Work to complete: For the data below, work out how many lines include the string "Wehrmacht" and report only the number.

* * *

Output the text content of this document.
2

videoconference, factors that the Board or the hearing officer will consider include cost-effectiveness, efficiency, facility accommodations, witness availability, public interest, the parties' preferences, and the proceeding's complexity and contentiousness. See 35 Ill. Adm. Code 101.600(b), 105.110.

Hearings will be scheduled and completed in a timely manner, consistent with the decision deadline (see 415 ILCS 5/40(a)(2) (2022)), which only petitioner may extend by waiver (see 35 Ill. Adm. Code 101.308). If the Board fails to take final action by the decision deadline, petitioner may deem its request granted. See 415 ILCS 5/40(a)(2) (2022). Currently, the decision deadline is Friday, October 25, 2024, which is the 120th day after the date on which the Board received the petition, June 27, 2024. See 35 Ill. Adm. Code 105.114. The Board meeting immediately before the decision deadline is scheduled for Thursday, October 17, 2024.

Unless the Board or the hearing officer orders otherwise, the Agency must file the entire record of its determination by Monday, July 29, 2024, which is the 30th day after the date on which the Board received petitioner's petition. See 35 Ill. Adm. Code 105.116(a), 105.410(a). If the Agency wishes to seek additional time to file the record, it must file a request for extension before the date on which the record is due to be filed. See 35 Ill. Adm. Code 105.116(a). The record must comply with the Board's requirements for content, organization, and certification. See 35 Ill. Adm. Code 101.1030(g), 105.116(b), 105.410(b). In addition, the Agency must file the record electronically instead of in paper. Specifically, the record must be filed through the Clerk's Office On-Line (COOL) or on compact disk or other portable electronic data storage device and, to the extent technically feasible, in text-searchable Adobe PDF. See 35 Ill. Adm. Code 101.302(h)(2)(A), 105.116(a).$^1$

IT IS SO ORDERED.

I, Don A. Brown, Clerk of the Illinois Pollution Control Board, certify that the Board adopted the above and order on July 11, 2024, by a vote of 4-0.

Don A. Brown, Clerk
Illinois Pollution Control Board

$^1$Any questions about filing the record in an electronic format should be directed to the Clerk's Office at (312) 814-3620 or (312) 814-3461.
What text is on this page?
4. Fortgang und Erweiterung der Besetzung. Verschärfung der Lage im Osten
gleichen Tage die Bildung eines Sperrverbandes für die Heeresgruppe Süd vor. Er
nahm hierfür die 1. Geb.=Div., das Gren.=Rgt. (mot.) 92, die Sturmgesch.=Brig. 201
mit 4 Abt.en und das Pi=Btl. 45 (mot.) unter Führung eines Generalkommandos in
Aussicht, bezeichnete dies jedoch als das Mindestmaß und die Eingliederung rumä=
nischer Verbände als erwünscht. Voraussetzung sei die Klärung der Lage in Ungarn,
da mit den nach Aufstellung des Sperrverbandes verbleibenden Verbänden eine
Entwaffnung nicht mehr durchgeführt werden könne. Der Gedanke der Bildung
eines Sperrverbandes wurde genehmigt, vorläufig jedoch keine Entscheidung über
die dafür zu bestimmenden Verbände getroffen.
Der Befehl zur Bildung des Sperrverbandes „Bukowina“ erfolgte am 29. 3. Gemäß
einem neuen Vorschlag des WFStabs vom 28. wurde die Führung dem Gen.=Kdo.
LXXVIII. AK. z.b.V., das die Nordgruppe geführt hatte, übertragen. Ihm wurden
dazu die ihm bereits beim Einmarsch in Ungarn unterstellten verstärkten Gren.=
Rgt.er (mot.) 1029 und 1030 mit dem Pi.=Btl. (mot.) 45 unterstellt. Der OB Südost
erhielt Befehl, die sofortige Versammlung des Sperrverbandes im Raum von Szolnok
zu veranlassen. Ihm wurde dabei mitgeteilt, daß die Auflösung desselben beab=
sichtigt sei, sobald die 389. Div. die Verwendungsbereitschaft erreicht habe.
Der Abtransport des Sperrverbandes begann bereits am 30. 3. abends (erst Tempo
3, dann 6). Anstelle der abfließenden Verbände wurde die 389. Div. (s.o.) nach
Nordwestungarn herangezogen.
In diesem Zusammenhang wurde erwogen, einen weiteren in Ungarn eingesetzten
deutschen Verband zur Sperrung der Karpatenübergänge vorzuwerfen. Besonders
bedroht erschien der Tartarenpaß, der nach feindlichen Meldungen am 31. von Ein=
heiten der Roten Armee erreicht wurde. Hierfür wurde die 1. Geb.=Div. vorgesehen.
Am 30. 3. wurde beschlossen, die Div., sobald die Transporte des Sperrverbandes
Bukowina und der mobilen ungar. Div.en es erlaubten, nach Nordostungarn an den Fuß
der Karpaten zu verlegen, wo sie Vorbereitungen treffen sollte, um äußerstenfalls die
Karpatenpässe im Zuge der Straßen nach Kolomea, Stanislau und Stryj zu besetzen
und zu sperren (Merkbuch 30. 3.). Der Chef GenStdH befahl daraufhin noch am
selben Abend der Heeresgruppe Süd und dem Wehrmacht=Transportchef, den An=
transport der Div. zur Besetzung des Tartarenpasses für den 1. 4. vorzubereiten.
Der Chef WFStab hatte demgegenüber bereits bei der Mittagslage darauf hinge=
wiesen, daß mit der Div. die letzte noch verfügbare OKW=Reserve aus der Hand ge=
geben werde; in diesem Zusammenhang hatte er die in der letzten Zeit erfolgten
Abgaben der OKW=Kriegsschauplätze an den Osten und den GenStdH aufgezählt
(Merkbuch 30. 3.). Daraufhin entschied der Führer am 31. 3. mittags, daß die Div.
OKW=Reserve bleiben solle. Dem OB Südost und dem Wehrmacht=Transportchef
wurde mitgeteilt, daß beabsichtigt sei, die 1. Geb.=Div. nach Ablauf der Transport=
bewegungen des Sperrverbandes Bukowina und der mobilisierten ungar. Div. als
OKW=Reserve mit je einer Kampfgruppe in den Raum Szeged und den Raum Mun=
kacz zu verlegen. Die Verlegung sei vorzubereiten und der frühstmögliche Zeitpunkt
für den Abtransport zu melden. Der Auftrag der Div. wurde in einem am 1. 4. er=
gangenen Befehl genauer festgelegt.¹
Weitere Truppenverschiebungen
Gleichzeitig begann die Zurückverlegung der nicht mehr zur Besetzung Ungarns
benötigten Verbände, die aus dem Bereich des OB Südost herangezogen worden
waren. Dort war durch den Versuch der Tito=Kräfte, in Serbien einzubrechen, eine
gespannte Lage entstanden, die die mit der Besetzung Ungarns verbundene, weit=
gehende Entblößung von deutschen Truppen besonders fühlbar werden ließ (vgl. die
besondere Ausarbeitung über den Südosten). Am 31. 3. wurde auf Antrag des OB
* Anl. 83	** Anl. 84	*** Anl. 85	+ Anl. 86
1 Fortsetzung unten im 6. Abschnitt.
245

* * *

Complete answer: 2